### [EXTRACTED MATERIAL]
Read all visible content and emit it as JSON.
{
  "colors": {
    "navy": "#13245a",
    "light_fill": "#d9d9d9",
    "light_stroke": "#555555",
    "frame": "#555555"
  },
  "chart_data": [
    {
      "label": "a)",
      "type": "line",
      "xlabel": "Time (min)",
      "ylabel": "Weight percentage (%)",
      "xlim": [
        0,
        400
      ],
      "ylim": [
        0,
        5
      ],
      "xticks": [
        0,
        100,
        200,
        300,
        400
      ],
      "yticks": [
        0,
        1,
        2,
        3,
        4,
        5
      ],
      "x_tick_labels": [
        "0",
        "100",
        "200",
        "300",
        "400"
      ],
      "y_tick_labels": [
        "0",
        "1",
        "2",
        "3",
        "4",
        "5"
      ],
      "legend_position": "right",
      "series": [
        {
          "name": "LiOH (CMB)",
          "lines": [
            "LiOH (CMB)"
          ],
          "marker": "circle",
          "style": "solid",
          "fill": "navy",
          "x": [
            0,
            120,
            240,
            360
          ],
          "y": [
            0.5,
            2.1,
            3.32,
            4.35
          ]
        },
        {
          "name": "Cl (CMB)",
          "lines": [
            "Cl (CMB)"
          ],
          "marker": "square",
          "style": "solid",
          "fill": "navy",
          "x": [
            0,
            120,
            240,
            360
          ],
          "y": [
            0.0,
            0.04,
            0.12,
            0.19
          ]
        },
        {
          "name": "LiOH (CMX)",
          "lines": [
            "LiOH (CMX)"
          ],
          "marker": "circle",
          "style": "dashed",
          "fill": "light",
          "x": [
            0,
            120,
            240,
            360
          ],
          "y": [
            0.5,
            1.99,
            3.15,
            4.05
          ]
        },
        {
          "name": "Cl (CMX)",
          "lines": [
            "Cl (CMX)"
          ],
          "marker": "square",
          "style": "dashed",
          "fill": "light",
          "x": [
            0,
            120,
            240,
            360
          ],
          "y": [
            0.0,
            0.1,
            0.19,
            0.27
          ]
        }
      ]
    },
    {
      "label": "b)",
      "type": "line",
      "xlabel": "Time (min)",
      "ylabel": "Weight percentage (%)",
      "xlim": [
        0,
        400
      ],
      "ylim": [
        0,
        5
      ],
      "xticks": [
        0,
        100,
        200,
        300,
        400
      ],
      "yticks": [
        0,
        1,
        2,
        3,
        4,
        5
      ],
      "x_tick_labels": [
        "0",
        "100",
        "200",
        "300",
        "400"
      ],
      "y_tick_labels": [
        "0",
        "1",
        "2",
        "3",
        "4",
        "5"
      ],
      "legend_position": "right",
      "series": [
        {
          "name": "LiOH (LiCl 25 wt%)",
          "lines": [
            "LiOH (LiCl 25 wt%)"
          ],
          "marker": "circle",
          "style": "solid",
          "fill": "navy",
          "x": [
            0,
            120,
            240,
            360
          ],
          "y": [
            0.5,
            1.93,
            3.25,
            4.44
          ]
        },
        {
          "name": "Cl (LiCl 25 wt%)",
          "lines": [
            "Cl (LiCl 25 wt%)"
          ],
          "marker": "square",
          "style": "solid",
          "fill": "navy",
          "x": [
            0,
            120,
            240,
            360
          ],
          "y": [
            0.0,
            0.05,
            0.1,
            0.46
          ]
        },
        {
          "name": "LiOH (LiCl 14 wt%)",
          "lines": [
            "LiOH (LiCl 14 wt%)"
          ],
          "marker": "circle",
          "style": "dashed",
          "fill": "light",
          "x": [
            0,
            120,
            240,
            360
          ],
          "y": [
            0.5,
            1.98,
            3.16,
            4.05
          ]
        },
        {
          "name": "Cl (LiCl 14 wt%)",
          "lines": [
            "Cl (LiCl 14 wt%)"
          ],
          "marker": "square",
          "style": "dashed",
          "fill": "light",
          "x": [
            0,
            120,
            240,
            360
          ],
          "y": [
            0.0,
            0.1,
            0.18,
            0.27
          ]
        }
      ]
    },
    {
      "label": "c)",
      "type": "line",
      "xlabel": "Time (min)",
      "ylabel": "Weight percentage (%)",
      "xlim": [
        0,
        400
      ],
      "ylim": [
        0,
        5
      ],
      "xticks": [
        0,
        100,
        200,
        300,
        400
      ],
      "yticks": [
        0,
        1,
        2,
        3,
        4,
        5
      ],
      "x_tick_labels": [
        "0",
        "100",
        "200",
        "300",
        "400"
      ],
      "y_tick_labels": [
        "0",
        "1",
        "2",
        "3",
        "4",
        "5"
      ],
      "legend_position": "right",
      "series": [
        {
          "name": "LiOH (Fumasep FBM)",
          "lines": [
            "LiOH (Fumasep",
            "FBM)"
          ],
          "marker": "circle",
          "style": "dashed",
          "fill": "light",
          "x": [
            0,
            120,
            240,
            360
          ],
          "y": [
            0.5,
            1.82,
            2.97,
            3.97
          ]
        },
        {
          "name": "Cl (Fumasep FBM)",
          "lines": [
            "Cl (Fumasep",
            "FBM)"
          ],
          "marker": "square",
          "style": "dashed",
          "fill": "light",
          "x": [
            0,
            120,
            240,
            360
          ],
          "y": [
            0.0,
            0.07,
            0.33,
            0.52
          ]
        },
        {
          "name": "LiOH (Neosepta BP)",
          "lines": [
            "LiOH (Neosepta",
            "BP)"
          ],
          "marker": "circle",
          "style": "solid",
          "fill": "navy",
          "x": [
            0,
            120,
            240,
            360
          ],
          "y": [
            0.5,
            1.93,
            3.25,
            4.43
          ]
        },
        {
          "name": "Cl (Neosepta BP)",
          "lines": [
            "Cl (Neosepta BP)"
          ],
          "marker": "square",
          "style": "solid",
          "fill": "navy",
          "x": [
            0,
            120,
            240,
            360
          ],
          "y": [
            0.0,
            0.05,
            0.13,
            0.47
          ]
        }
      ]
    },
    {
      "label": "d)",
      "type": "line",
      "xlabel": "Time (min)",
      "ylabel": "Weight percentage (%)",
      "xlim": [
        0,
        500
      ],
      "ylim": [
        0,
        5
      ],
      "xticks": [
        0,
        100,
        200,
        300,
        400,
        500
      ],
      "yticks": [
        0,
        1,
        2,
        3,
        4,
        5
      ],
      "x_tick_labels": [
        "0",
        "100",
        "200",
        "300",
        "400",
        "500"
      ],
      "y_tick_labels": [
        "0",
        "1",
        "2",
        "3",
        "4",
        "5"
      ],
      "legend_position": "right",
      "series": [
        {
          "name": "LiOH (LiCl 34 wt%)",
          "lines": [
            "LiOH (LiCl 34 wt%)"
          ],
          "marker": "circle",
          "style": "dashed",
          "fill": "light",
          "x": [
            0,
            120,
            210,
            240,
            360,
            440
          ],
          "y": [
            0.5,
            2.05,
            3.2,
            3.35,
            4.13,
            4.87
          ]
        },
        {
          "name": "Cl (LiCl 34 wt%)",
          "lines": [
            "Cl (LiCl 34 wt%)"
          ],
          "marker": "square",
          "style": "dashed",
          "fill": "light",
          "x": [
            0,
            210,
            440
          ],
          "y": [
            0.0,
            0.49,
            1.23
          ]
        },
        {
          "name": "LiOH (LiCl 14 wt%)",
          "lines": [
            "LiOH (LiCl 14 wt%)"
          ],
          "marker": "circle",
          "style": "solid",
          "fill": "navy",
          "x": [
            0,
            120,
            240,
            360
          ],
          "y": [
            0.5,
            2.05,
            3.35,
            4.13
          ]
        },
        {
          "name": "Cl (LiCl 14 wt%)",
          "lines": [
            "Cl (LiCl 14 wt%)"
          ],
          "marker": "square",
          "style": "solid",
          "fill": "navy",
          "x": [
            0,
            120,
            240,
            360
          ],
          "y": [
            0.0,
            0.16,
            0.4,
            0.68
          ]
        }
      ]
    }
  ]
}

### [SET EXERCISE]
Repeat all of the entries exactly.

### [WRITTEN RESPONSE]
Read all visible content and emit it as JSON.
{
  "colors": {
    "navy": "#13245a",
    "light_fill": "#d9d9d9",
    "light_stroke": "#555555",
    "frame": "#555555"
  },
  "chart_data": [
    {
      "label": "a)",
      "type": "line",
      "xlabel": "Time (min)",
      "ylabel": "Weight percentage (%)",
      "xlim": [
        0,
        400
      ],
      "ylim": [
        0,
        5
      ],
      "xticks": [
        0,
        100,
        200,
        300,
        400
      ],
      "yticks": [
        0,
        1,
        2,
        3,
        4,
        5
      ],
      "x_tick_labels": [
        "0",
        "100",
        "200",
        "300",
        "400"
      ],
      "y_tick_labels": [
        "0",
        "1",
        "2",
        "3",
        "4",
        "5"
      ],
      "legend_position": "right",
      "series": [
        {
          "name": "LiOH (CMB)",
          "lines": [
            "LiOH (CMB)"
          ],
          "marker": "circle",
          "style": "solid",
          "fill": "navy",
          "x": [
            0,
            120,
            240,
            360
          ],
          "y": [
            0.5,
            2.1,
            3.32,
            4.35
          ]
        },
        {
          "name": "Cl (CMB)",
          "lines": [
            "Cl (CMB)"
          ],
          "marker": "square",
          "style": "solid",
          "fill": "navy",
          "x": [
            0,
            120,
            240,
            360
          ],
          "y": [
            0.0,
            0.04,
            0.12,
            0.19
          ]
        },
        {
          "name": "LiOH (CMX)",
          "lines": [
            "LiOH (CMX)"
          ],
          "marker": "circle",
          "style": "dashed",
          "fill": "light",
          "x": [
            0,
            120,
            240,
            360
          ],
          "y": [
            0.5,
            1.99,
            3.15,
            4.05
          ]
        },
        {
          "name": "Cl (CMX)",
          "lines": [
            "Cl (CMX)"
          ],
          "marker": "square",
          "style": "dashed",
          "fill": "light",
          "x": [
            0,
            120,
            240,
            360
          ],
          "y": [
            0.0,
            0.1,
            0.19,
            0.27
          ]
        }
      ]
    },
    {
      "label": "b)",
      "type": "line",
      "xlabel": "Time (min)",
      "ylabel": "Weight percentage (%)",
      "xlim": [
        0,
        400
      ],
      "ylim": [
        0,
        5
      ],
      "xticks": [
        0,
        100,
        200,
        300,
        400
      ],
      "yticks": [
        0,
        1,
        2,
        3,
        4,
        5
      ],
      "x_tick_labels": [
        "0",
        "100",
        "200",
        "300",
        "400"
      ],
      "y_tick_labels": [
        "0",
        "1",
        "2",
        "3",
        "4",
        "5"
      ],
      "legend_position": "right",
      "series": [
        {
          "name": "LiOH (LiCl 25 wt%)",
          "lines": [
            "LiOH (LiCl 25 wt%)"
          ],
          "marker": "circle",
          "style": "solid",
          "fill": "navy",
          "x": [
            0,
            120,
            240,
            360
          ],
          "y": [
            0.5,
            1.93,
            3.25,
            4.44
          ]
        },
        {
          "name": "Cl (LiCl 25 wt%)",
          "lines": [
            "Cl (LiCl 25 wt%)"
          ],
          "marker": "square",
          "style": "solid",
          "fill": "navy",
          "x": [
            0,
            120,
            240,
            360
          ],
          "y": [
            0.0,
            0.05,
            0.1,
            0.46
          ]
        },
        {
          "name": "LiOH (LiCl 14 wt%)",
          "lines": [
            "LiOH (LiCl 14 wt%)"
          ],
          "marker": "circle",
          "style": "dashed",
          "fill": "light",
          "x": [
            0,
            120,
            240,
            360
          ],
          "y": [
            0.5,
            1.98,
            3.16,
            4.05
          ]
        },
        {
          "name": "Cl (LiCl 14 wt%)",
          "lines": [
            "Cl (LiCl 14 wt%)"
          ],
          "marker": "square",
          "style": "dashed",
          "fill": "light",
          "x": [
            0,
            120,
            240,
            360
          ],
          "y": [
            0.0,
            0.1,
            0.18,
            0.27
          ]
        }
      ]
    },
    {
      "label": "c)",
      "type": "line",
      "xlabel": "Time (min)",
      "ylabel": "Weight percentage (%)",
      "xlim": [
        0,
        400
      ],
      "ylim": [
        0,
        5
      ],
      "xticks": [
        0,
        100,
        200,
        300,
        400
      ],
      "yticks": [
        0,
        1,
        2,
        3,
        4,
        5
      ],
      "x_tick_labels": [
        "0",
        "100",
        "200",
        "300",
        "400"
      ],
      "y_tick_labels": [
        "0",
        "1",
        "2",
        "3",
        "4",
        "5"
      ],
      "legend_position": "right",
      "series": [
        {
          "name": "LiOH (Fumasep FBM)",
          "lines": [
            "LiOH (Fumasep",
            "FBM)"
          ],
          "marker": "circle",
          "style": "dashed",
          "fill": "light",
          "x": [
            0,
            120,
            240,
            360
          ],
          "y": [
            0.5,
            1.82,
            2.97,
            3.97
          ]
        },
        {
          "name": "Cl (Fumasep FBM)",
          "lines": [
            "Cl (Fumasep",
            "FBM)"
          ],
          "marker": "square",
          "style": "dashed",
          "fill": "light",
          "x": [
            0,
            120,
            240,
            360
          ],
          "y": [
            0.0,
            0.07,
            0.33,
            0.52
          ]
        },
        {
          "name": "LiOH (Neosepta BP)",
          "lines": [
            "LiOH (Neosepta",
            "BP)"
          ],
          "marker": "circle",
          "style": "solid",
          "fill": "navy",
          "x": [
            0,
            120,
            240,
            360
          ],
          "y": [
            0.5,
            1.93,
            3.25,
            4.43
          ]
        },
        {
          "name": "Cl (Neosepta BP)",
          "lines": [
            "Cl (Neosepta BP)"
          ],
          "marker": "square",
          "style": "solid",
          "fill": "navy",
          "x": [
            0,
            120,
            240,
            360
          ],
          "y": [
            0.0,
            0.05,
            0.13,
            0.47
          ]
        }
      ]
    },
    {
      "label": "d)",
      "type": "line",
      "xlabel": "Time (min)",
      "ylabel": "Weight percentage (%)",
      "xlim": [
        0,
        500
      ],
      "ylim": [
        0,
        5
      ],
      "xticks": [
        0,
        100,
        200,
        300,
        400,
        500
      ],
      "yticks": [
        0,
        1,
        2,
        3,
        4,
        5
      ],
      "x_tick_labels": [
        "0",
        "100",
        "200",
        "300",
        "400",
        "500"
      ],
      "y_tick_labels": [
        "0",
        "1",
        "2",
        "3",
        "4",
        "5"
      ],
      "legend_position": "right",
      "series": [
        {
          "name": "LiOH (LiCl 34 wt%)",
          "lines": [
            "LiOH (LiCl 34 wt%)"
          ],
          "marker": "circle",
          "style": "dashed",
          "fill": "light",
          "x": [
            0,
            120,
            210,
            240,
            360,
            440
          ],
          "y": [
            0.5,
            2.05,
            3.2,
            3.35,
            4.13,
            4.87
          ]
        },
        {
          "name": "Cl (LiCl 34 wt%)",
          "lines": [
            "Cl (LiCl 34 wt%)"
          ],
          "marker": "square",
          "style": "dashed",
          "fill": "light",
          "x": [
            0,
            210,
            440
          ],
          "y": [
            0.0,
            0.49,
            1.23
          ]
        },
        {
          "name": "LiOH (LiCl 14 wt%)",
          "lines": [
            "LiOH (LiCl 14 wt%)"
          ],
          "marker": "circle",
          "style": "solid",
          "fill": "navy",
          "x": [
            0,
            120,
            240,
            360
          ],
          "y": [
            0.5,
            2.05,
            3.35,
            4.13
          ]
        },
        {
          "name": "Cl (LiCl 14 wt%)",
          "lines": [
            "Cl (LiCl 14 wt%)"
          ],
          "marker": "square",
          "style": "solid",
          "fill": "navy",
          "x": [
            0,
            120,
            240,
            360
          ],
          "y": [
            0.0,
            0.16,
            0.4,
            0.68
          ]
        }
      ]
    }
  ]
}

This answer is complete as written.